### TASK REQUIREMENTS:
Every record below should be written out exactly; pictures stay out.

### DATA SUPPLIED:
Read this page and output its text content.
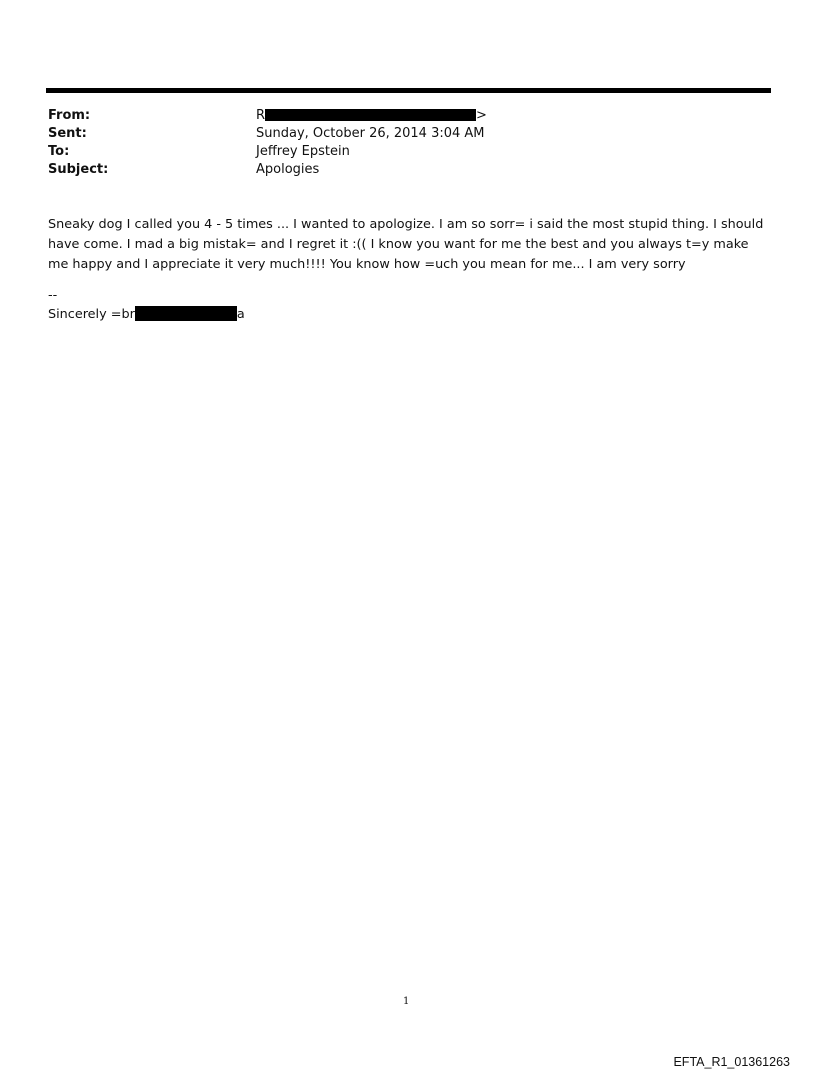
From:	R	>
Sent:	Sunday, October 26, 2014 3:04 AM
To:	Jeffrey Epstein
Subject:	Apologies
Sneaky dog I called you 4 - 5 times ... I wanted to apologize. I am so sorr= i said the most stupid thing. I should have come. I mad a big mistak= and I regret it :(( I know you want for me the best and you always t=y make me happy and I appreciate it very much!!!! You know how =uch you mean for me... I am very sorry
--
Sincerely =br	a
1
EFTA_R1_01361263
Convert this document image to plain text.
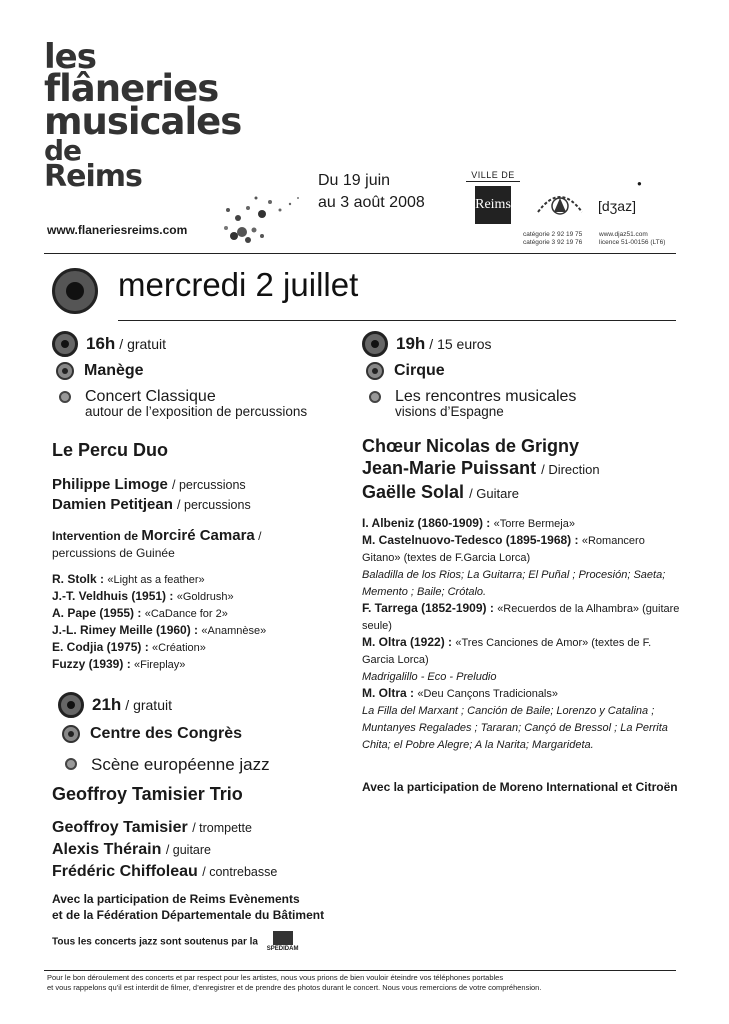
les
flâneries
musicales
de
Reims
www.flaneriesreims.com
Du 19 juin
au 3 août 2008
VILLE DE
Reims
●
[dʒaz]
catégorie 2 92 19 75
catégorie 3 92 19 76
www.djaz51.com
licence 51-00156 (LT6)
mercredi 2 juillet
16h / gratuit
Manège
Concert Classique
autour de l’exposition de percussions
Le Percu Duo
Philippe Limoge / percussions
Damien Petitjean / percussions
Intervention de Morciré Camara /
percussions de Guinée
R. Stolk : «Light as a feather»
J.-T. Veldhuis (1951) : «Goldrush»
A. Pape (1955) : «CaDance for 2»
J.-L. Rimey Meille (1960) : «Anamnèse»
E. Codjia (1975) : «Création»
Fuzzy (1939) : «Fireplay»
21h / gratuit
Centre des Congrès
Scène européenne jazz
Geoffroy Tamisier Trio
Geoffroy Tamisier / trompette
Alexis Thérain / guitare
Frédéric Chiffoleau / contrebasse
Avec la participation de Reims Evènements
et de la Fédération Départementale du Bâtiment
Tous les concerts jazz sont soutenus par la
SPEDIDAM
19h / 15 euros
Cirque
Les rencontres musicales
visions d’Espagne
Chœur Nicolas de Grigny
Jean-Marie Puissant / Direction
Gaëlle Solal / Guitare
I. Albeniz (1860-1909) : «Torre Bermeja»
M. Castelnuovo-Tedesco (1895-1968) : «Romancero Gitano» (textes de F.Garcia Lorca)
Baladilla de los Rios; La Guitarra; El Puñal ; Procesión; Saeta; Memento ; Baile; Crótalo.
F. Tarrega (1852-1909) : «Recuerdos de la Alhambra» (guitare seule)
M. Oltra (1922) : «Tres Canciones de Amor» (textes de F. Garcia Lorca)
Madrigalillo - Eco - Preludio
M. Oltra : «Deu Cançons Tradicionals»
La Filla del Marxant ; Canción de Baile; Lorenzo y Catalina ; Muntanyes Regalades ; Tararan; Cançó de Bressol ; La Perrita Chita; el Pobre Alegre; A la Narita; Margarideta.
Avec la participation de Moreno International et Citroën
Pour le bon déroulement des concerts et par respect pour les artistes, nous vous prions de bien vouloir éteindre vos téléphones portables
et vous rappelons qu’il est interdit de filmer, d’enregistrer et de prendre des photos durant le concert. Nous vous remercions de votre compréhension.
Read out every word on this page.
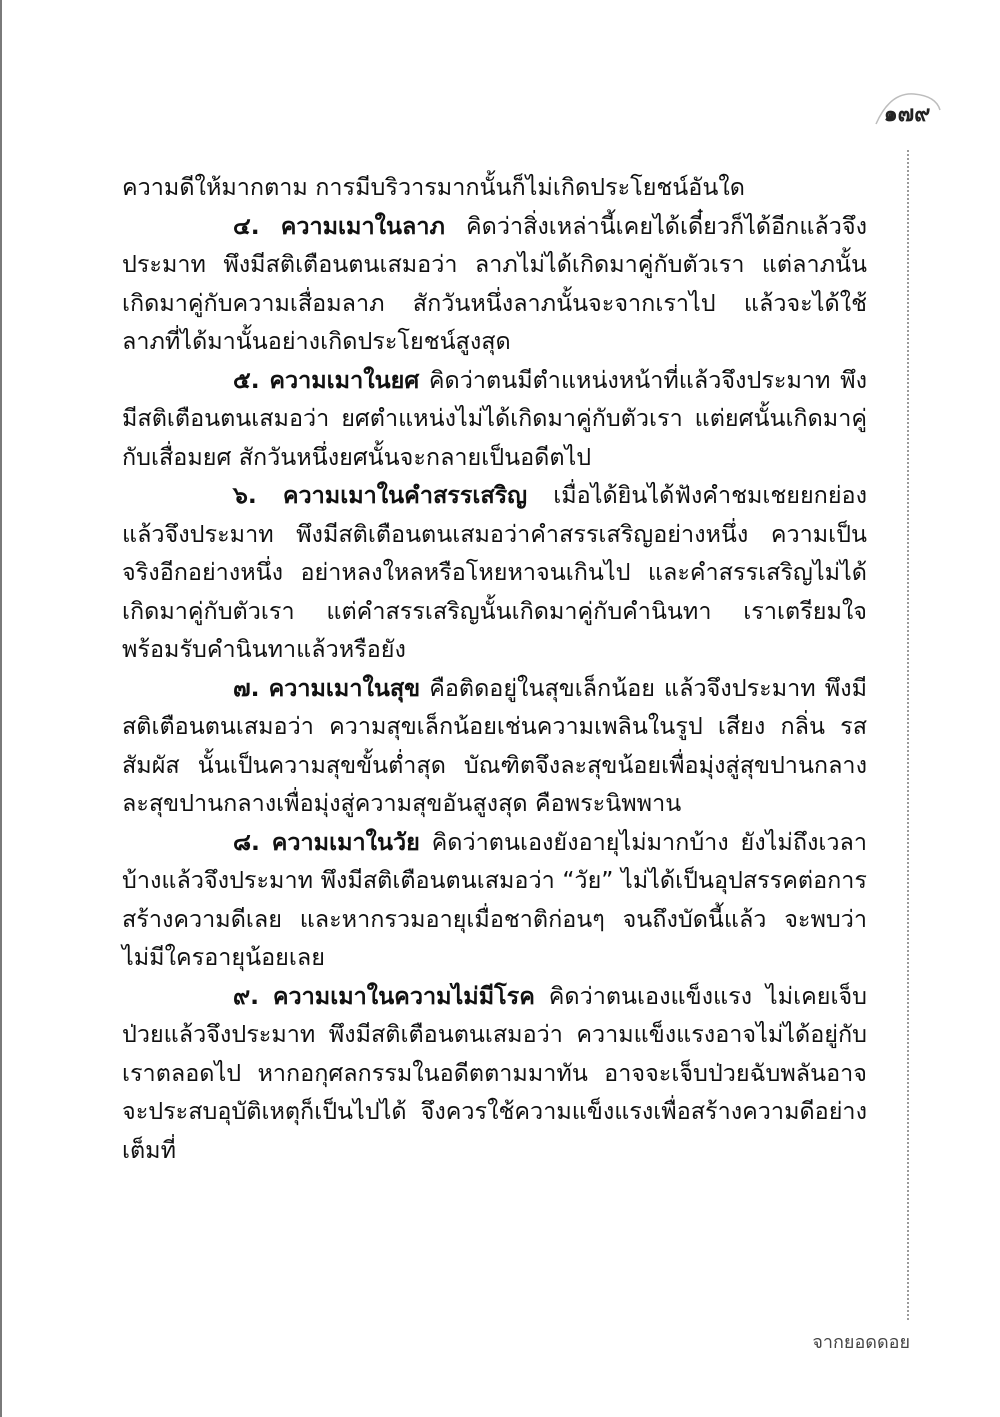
๑๗๙

ความดีให้มากตาม การมีบริวารมากนั้นก็ไม่เกิดประโยชน์อันใด

๔. ความเมาในลาภ คิดว่าสิ่งเหล่านี้เคยได้เดี๋ยวก็ได้อีกแล้วจึงประมาท พึงมีสติเตือนตนเสมอว่า ลาภไม่ได้เกิดมาคู่กับตัวเรา แต่ลาภนั้นเกิดมาคู่กับความเสื่อมลาภ สักวันหนึ่งลาภนั้นจะจากเราไป แล้วจะได้ใช้ลาภที่ได้มานั้นอย่างเกิดประโยชน์สูงสุด

๕. ความเมาในยศ คิดว่าตนมีตำแหน่งหน้าที่แล้วจึงประมาท พึงมีสติเตือนตนเสมอว่า ยศตำแหน่งไม่ได้เกิดมาคู่กับตัวเรา แต่ยศนั้นเกิดมาคู่กับเสื่อมยศ สักวันหนึ่งยศนั้นจะกลายเป็นอดีตไป

๖. ความเมาในคำสรรเสริญ เมื่อได้ยินได้ฟังคำชมเชยยกย่องแล้วจึงประมาท พึงมีสติเตือนตนเสมอว่าคำสรรเสริญอย่างหนึ่ง ความเป็นจริงอีกอย่างหนึ่ง อย่าหลงใหลหรือโหยหาจนเกินไป และคำสรรเสริญไม่ได้เกิดมาคู่กับตัวเรา แต่คำสรรเสริญนั้นเกิดมาคู่กับคำนินทา เราเตรียมใจพร้อมรับคำนินทาแล้วหรือยัง

๗. ความเมาในสุข คือติดอยู่ในสุขเล็กน้อย แล้วจึงประมาท พึงมีสติเตือนตนเสมอว่า ความสุขเล็กน้อยเช่นความเพลินในรูป เสียง กลิ่น รส สัมผัส นั้นเป็นความสุขขั้นต่ำสุด บัณฑิตจึงละสุขน้อยเพื่อมุ่งสู่สุขปานกลาง ละสุขปานกลางเพื่อมุ่งสู่ความสุขอันสูงสุด คือพระนิพพาน

๘. ความเมาในวัย คิดว่าตนเองยังอายุไม่มากบ้าง ยังไม่ถึงเวลาบ้างแล้วจึงประมาท พึงมีสติเตือนตนเสมอว่า “วัย” ไม่ได้เป็นอุปสรรคต่อการสร้างความดีเลย และหากรวมอายุเมื่อชาติก่อนๆ จนถึงบัดนี้แล้ว จะพบว่าไม่มีใครอายุน้อยเลย

๙. ความเมาในความไม่มีโรค คิดว่าตนเองแข็งแรง ไม่เคยเจ็บป่วยแล้วจึงประมาท พึงมีสติเตือนตนเสมอว่า ความแข็งแรงอาจไม่ได้อยู่กับเราตลอดไป หากอกุศลกรรมในอดีตตามมาทัน อาจจะเจ็บป่วยฉับพลันอาจจะประสบอุบัติเหตุก็เป็นไปได้ จึงควรใช้ความแข็งแรงเพื่อสร้างความดีอย่างเต็มที่

จากยอดดอย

### FULL RESPONSE:
Read this page and output its text content.
From:	R	>
Sent:	Sunday, October 26, 2014 3:04 AM
To:	Jeffrey Epstein
Subject:	Apologies
Sneaky dog I called you 4 - 5 times ... I wanted to apologize. I am so sorr= i said the most stupid thing. I should have come. I mad a big mistak= and I regret it :(( I know you want for me the best and you always t=y make me happy and I appreciate it very much!!!! You know how =uch you mean for me... I am very sorry
--
Sincerely =br	a
1
EFTA_R1_01361263
Convert this document image to plain text.
les
flâneries
musicales
de
Reims
www.flaneriesreims.com
Du 19 juin
au 3 août 2008
VILLE DE
Reims
●
[dʒaz]
catégorie 2 92 19 75
catégorie 3 92 19 76
www.djaz51.com
licence 51-00156 (LT6)
mercredi 2 juillet
16h / gratuit
Manège
Concert Classique
autour de l’exposition de percussions
Le Percu Duo
Philippe Limoge / percussions
Damien Petitjean / percussions
Intervention de Morciré Camara /
percussions de Guinée
R. Stolk : «Light as a feather»
J.-T. Veldhuis (1951) : «Goldrush»
A. Pape (1955) : «CaDance for 2»
J.-L. Rimey Meille (1960) : «Anamnèse»
E. Codjia (1975) : «Création»
Fuzzy (1939) : «Fireplay»
21h / gratuit
Centre des Congrès
Scène européenne jazz
Geoffroy Tamisier Trio
Geoffroy Tamisier / trompette
Alexis Thérain / guitare
Frédéric Chiffoleau / contrebasse
Avec la participation de Reims Evènements
et de la Fédération Départementale du Bâtiment
Tous les concerts jazz sont soutenus par la
SPEDIDAM
19h / 15 euros
Cirque
Les rencontres musicales
visions d’Espagne
Chœur Nicolas de Grigny
Jean-Marie Puissant / Direction
Gaëlle Solal / Guitare
I. Albeniz (1860-1909) : «Torre Bermeja»
M. Castelnuovo-Tedesco (1895-1968) : «Romancero Gitano» (textes de F.Garcia Lorca)
Baladilla de los Rios; La Guitarra; El Puñal ; Procesión; Saeta; Memento ; Baile; Crótalo.
F. Tarrega (1852-1909) : «Recuerdos de la Alhambra» (guitare seule)
M. Oltra (1922) : «Tres Canciones de Amor» (textes de F. Garcia Lorca)
Madrigalillo - Eco - Preludio
M. Oltra : «Deu Cançons Tradicionals»
La Filla del Marxant ; Canción de Baile; Lorenzo y Catalina ; Muntanyes Regalades ; Tararan; Cançó de Bressol ; La Perrita Chita; el Pobre Alegre; A la Narita; Margarideta.
Avec la participation de Moreno International et Citroën
Pour le bon déroulement des concerts et par respect pour les artistes, nous vous prions de bien vouloir éteindre vos téléphones portables
et vous rappelons qu’il est interdit de filmer, d’enregistrer et de prendre des photos durant le concert. Nous vous remercions de votre compréhension.
Read out every word on this page.
๑๗๙

ความดีให้มากตาม การมีบริวารมากนั้นก็ไม่เกิดประโยชน์อันใด

๔. ความเมาในลาภ คิดว่าสิ่งเหล่านี้เคยได้เดี๋ยวก็ได้อีกแล้วจึงประมาท พึงมีสติเตือนตนเสมอว่า ลาภไม่ได้เกิดมาคู่กับตัวเรา แต่ลาภนั้นเกิดมาคู่กับความเสื่อมลาภ สักวันหนึ่งลาภนั้นจะจากเราไป แล้วจะได้ใช้ลาภที่ได้มานั้นอย่างเกิดประโยชน์สูงสุด

๕. ความเมาในยศ คิดว่าตนมีตำแหน่งหน้าที่แล้วจึงประมาท พึงมีสติเตือนตนเสมอว่า ยศตำแหน่งไม่ได้เกิดมาคู่กับตัวเรา แต่ยศนั้นเกิดมาคู่กับเสื่อมยศ สักวันหนึ่งยศนั้นจะกลายเป็นอดีตไป

๖. ความเมาในคำสรรเสริญ เมื่อได้ยินได้ฟังคำชมเชยยกย่องแล้วจึงประมาท พึงมีสติเตือนตนเสมอว่าคำสรรเสริญอย่างหนึ่ง ความเป็นจริงอีกอย่างหนึ่ง อย่าหลงใหลหรือโหยหาจนเกินไป และคำสรรเสริญไม่ได้เกิดมาคู่กับตัวเรา แต่คำสรรเสริญนั้นเกิดมาคู่กับคำนินทา เราเตรียมใจพร้อมรับคำนินทาแล้วหรือยัง

๗. ความเมาในสุข คือติดอยู่ในสุขเล็กน้อย แล้วจึงประมาท พึงมีสติเตือนตนเสมอว่า ความสุขเล็กน้อยเช่นความเพลินในรูป เสียง กลิ่น รส สัมผัส นั้นเป็นความสุขขั้นต่ำสุด บัณฑิตจึงละสุขน้อยเพื่อมุ่งสู่สุขปานกลาง ละสุขปานกลางเพื่อมุ่งสู่ความสุขอันสูงสุด คือพระนิพพาน

๘. ความเมาในวัย คิดว่าตนเองยังอายุไม่มากบ้าง ยังไม่ถึงเวลาบ้างแล้วจึงประมาท พึงมีสติเตือนตนเสมอว่า “วัย” ไม่ได้เป็นอุปสรรคต่อการสร้างความดีเลย และหากรวมอายุเมื่อชาติก่อนๆ จนถึงบัดนี้แล้ว จะพบว่าไม่มีใครอายุน้อยเลย

๙. ความเมาในความไม่มีโรค คิดว่าตนเองแข็งแรง ไม่เคยเจ็บป่วยแล้วจึงประมาท พึงมีสติเตือนตนเสมอว่า ความแข็งแรงอาจไม่ได้อยู่กับเราตลอดไป หากอกุศลกรรมในอดีตตามมาทัน อาจจะเจ็บป่วยฉับพลันอาจจะประสบอุบัติเหตุก็เป็นไปได้ จึงควรใช้ความแข็งแรงเพื่อสร้างความดีอย่างเต็มที่

จากยอดดอย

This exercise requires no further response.